» **REQUIRED TASK**
Find the lines holding the string "Size" in the data, then copy all of them.

» **TASK MATERIAL**
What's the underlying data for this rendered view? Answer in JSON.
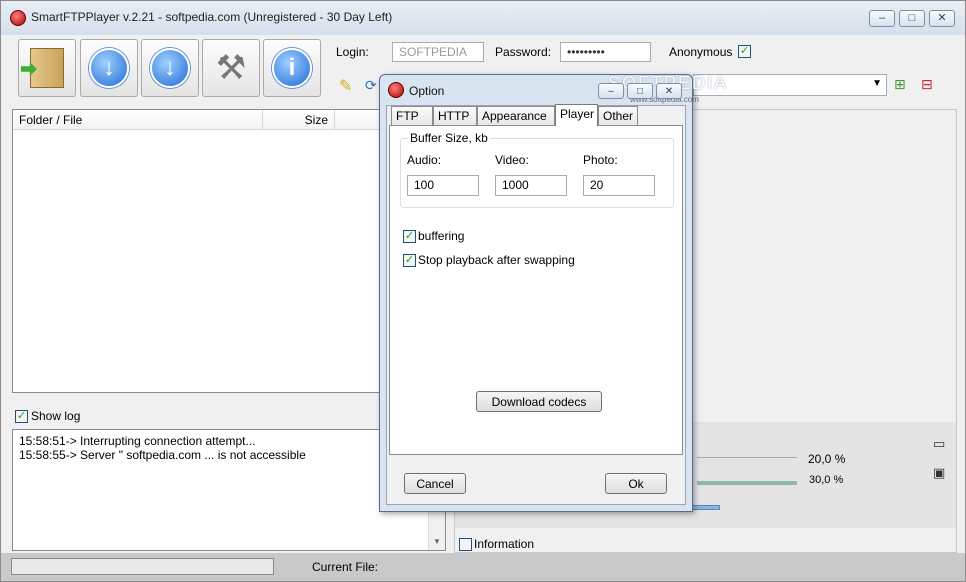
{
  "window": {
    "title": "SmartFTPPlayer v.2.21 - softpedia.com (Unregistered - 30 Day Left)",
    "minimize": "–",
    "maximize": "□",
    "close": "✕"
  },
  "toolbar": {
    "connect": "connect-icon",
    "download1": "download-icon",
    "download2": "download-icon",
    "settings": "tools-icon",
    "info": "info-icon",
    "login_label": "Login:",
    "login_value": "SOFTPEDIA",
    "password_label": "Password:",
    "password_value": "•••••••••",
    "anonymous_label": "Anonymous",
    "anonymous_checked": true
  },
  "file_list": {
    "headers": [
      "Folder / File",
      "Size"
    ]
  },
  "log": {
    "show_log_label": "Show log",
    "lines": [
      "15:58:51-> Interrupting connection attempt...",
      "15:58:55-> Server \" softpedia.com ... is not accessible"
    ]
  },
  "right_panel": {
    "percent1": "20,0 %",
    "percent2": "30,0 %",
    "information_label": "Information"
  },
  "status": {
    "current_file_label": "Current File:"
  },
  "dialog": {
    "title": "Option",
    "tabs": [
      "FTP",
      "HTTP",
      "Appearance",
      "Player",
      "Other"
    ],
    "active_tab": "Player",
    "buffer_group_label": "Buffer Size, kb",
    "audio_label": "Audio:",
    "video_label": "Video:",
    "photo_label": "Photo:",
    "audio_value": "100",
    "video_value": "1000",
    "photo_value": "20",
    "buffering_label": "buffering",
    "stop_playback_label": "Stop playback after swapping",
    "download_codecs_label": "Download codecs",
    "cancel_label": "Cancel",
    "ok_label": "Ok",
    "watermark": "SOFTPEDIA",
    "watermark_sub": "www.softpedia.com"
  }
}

» **CORRECT RESPONSE**
      "Size"
    "buffer_group_label": "Buffer Size, kb",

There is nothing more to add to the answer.